| 任务说明 |
把下列数据中的每一处“icon”都换成“glyph”，然后将所有行重新写出，其余内容一律不改。
---------- 数据清单 ----------
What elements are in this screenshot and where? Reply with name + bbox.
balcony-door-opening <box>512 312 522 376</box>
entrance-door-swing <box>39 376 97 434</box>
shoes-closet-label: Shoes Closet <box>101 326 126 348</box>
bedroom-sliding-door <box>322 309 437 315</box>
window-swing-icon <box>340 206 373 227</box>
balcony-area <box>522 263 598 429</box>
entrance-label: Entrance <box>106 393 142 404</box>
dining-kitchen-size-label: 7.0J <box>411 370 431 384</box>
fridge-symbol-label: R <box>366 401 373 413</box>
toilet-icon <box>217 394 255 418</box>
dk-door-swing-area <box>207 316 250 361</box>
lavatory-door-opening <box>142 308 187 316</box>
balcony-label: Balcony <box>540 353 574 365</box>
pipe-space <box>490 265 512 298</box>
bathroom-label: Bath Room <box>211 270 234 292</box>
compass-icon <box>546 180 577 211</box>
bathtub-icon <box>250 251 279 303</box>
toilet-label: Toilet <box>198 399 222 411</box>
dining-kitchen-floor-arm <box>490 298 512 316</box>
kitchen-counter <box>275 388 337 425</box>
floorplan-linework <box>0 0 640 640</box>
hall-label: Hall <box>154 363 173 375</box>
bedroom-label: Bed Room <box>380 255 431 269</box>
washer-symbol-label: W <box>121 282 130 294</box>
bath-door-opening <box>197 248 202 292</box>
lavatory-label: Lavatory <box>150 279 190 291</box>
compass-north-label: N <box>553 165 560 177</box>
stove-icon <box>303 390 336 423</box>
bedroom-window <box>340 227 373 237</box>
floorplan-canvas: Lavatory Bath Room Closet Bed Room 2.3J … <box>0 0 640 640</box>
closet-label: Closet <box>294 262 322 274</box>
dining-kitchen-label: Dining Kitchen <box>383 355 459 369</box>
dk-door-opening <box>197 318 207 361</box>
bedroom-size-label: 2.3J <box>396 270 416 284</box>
----------
| 本题输出 |
What elements are in this screenshot and where? Reply with name + bbox.
balcony-door-opening <box>512 312 522 376</box>
entrance-door-swing <box>39 376 97 434</box>
shoes-closet-label: Shoes Closet <box>101 326 126 348</box>
bedroom-sliding-door <box>322 309 437 315</box>
window-swing-glyph <box>340 206 373 227</box>
balcony-area <box>522 263 598 429</box>
entrance-label: Entrance <box>106 393 142 404</box>
dining-kitchen-size-label: 7.0J <box>411 370 431 384</box>
fridge-symbol-label: R <box>366 401 373 413</box>
toilet-glyph <box>217 394 255 418</box>
dk-door-swing-area <box>207 316 250 361</box>
lavatory-door-opening <box>142 308 187 316</box>
balcony-label: Balcony <box>540 353 574 365</box>
pipe-space <box>490 265 512 298</box>
bathroom-label: Bath Room <box>211 270 234 292</box>
compass-glyph <box>546 180 577 211</box>
bathtub-glyph <box>250 251 279 303</box>
toilet-label: Toilet <box>198 399 222 411</box>
dining-kitchen-floor-arm <box>490 298 512 316</box>
kitchen-counter <box>275 388 337 425</box>
floorplan-linework <box>0 0 640 640</box>
hall-label: Hall <box>154 363 173 375</box>
bedroom-label: Bed Room <box>380 255 431 269</box>
washer-symbol-label: W <box>121 282 130 294</box>
bath-door-opening <box>197 248 202 292</box>
lavatory-label: Lavatory <box>150 279 190 291</box>
compass-north-label: N <box>553 165 560 177</box>
stove-glyph <box>303 390 336 423</box>
bedroom-window <box>340 227 373 237</box>
floorplan-canvas: Lavatory Bath Room Closet Bed Room 2.3J … <box>0 0 640 640</box>
closet-label: Closet <box>294 262 322 274</box>
dining-kitchen-label: Dining Kitchen <box>383 355 459 369</box>
dk-door-opening <box>197 318 207 361</box>
bedroom-size-label: 2.3J <box>396 270 416 284</box>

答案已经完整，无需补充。